Copy out every line in which the string "Bình" occurs.
— start of PROVIDED DATA —
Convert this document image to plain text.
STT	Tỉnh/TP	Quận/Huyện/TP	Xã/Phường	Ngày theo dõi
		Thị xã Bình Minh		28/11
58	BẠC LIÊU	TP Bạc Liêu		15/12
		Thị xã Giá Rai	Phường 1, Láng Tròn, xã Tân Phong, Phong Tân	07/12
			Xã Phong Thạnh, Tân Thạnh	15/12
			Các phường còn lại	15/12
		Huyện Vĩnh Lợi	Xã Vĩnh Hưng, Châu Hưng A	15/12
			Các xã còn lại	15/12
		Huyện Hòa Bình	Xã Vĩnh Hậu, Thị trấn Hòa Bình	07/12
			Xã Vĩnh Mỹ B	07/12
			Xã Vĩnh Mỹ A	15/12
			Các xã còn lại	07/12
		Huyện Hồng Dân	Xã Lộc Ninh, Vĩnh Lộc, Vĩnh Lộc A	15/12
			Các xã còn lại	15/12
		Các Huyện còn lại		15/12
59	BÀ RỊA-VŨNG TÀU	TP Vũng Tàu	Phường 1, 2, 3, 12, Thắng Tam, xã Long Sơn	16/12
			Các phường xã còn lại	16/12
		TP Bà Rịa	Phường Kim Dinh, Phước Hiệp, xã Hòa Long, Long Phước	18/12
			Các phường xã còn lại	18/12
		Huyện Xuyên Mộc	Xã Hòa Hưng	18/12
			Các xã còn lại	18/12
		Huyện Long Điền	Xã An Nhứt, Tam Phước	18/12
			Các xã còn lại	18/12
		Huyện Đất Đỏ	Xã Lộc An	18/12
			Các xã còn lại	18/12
— end of PROVIDED DATA —
RESPONSE TO THE EXERCISE |
		Thị xã Bình Minh		28/11
		Huyện Hòa Bình	Xã Vĩnh Hậu, Thị trấn Hòa Bình	07/12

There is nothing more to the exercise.